**TESTO ESTRATTO**.
═══
Lacolli.com, pensieri parole opere e ammissioni di un tacco 12
Attimi
C’é un filo che lega Archiloco a Vasco Rossi, Orazio all’anonimo internauta di Tumblr. Mi capita spesso di vagare per internet a spulciare frasi, citazioni, parole, è il grande vantaggio della rete, una biblioteca vastissima a portata di mano, paese dei balocchi per una come me sempre alla ricerca di qualcuno che la aiuti a fissare un’immagine, momento, sentimento. Ovviamente necessita di filtro, perché incappare nella morale becera e sdolcinata, che fa apparire il cartiglio del bacio perugina la summa filosofica mondiale, è davvero facile. Dicevamo il filo. Un leit motiv, un memento quasi, perché se dal settimo secolo avanti Cristo abbiamo bisogno di continuare a ripeterlo vuol dire che mica l’abbiamo capito. O meglio che non lo applichiamo. I più lo conoscono grazie a Robin Williams, Capitano mio capitano, quel carpe diem che campeggia pure sulle magliette, quel vivi adesso che ancora stamattina avrò letto in dieci post su facebook. E mi chiedo allora perché è così difficile, perché poi i paladini di questa filosofia facciano spesso una brutta fine, perché il popolare giorno da leone sia frainteso come smodata ciuca o peggio. Perché io il “doman non v’é certezza” del Magnifico l’ho sempre interpretato diversamente. Più lentamente forse. Non è il nunc est bibendum, è piuttosto un tentativo di allargare il presente e farci stare tutte le emozioni possibili, è piuttosto il godere fino in fondo di ogni attimo e non rimandare, per pigrizia, inettitudine, superficialità. Attimi belli e attimi brutti. Di quelli belli faremo tesoro quando il cielo diventerà scuro, di quelli brutti ci serviremo per attraversare il dolore, perché solo facendolo potremo rialzarci più forti e consapevoli di prima. Centellinare gli istanti, ecco. Soffermarsi a guardare il cielo, sentire i profumi, dedicarsi ad ascoltare una canzone, leggere una poesia, baciare i propri cari, respirare insomma questa vita a pieni polmoni. Corta lunga facile difficile felice triste “ci han concesso solo una vita, soddisfatti o no, qua non rimborsano mai….”
═══
**BREVE QUESITO**.
Rispondi alle domande sul testo estratto:
1. Grazie a chi i più conoscono il carpe diem?
2. In quanti post su facebook compare stamattina quel «vivi adesso»?
3. Da quale epoca abbiamo bisogno di continuare a ripeterlo?

Record di annotazione del layout:
═══
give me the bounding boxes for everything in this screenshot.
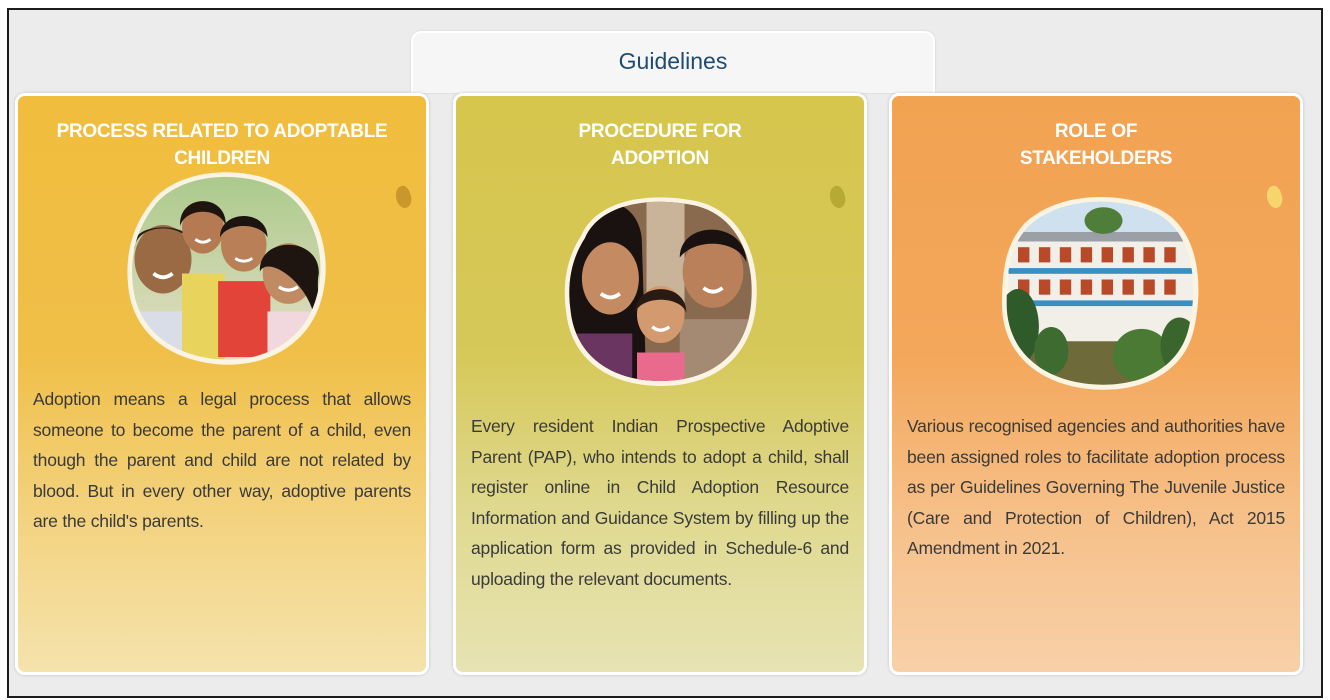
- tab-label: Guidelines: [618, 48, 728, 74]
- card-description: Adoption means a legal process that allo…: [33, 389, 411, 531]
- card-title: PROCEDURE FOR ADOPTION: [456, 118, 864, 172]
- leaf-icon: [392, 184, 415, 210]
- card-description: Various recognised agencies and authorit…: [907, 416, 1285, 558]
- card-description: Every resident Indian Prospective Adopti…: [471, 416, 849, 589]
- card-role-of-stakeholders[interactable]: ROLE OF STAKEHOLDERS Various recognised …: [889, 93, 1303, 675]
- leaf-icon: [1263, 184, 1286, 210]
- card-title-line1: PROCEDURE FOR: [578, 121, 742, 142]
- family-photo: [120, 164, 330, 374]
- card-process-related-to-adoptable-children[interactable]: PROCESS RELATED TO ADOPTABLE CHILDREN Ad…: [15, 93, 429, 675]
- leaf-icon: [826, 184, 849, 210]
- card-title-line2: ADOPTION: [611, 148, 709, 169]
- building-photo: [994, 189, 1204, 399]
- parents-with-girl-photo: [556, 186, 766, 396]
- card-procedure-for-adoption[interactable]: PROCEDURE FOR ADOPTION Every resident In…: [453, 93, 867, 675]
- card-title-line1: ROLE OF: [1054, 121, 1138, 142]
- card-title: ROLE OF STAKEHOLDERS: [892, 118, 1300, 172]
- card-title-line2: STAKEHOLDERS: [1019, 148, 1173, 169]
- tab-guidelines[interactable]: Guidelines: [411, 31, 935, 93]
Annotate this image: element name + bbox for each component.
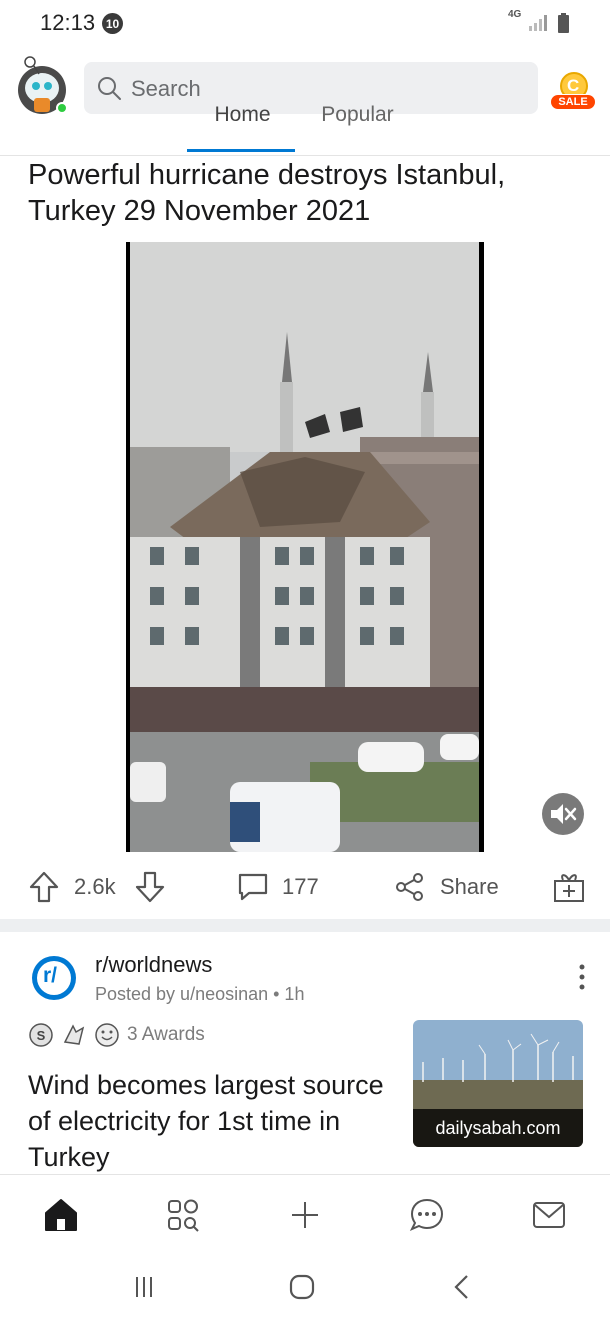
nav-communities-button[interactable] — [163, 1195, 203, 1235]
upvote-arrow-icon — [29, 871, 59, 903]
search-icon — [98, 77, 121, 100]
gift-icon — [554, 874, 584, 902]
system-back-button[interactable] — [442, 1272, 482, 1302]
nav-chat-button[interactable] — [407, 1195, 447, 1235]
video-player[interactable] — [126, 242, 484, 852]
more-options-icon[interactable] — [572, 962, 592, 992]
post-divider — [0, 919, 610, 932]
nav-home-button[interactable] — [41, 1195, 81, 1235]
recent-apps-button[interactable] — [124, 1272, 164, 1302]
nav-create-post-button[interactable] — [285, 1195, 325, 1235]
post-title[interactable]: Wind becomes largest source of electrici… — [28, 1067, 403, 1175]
═══
**IL RISULTATO**.
1. Grazie a Robin Williams.
2. In dieci post.
3. Dal settimo secolo avanti Cristo.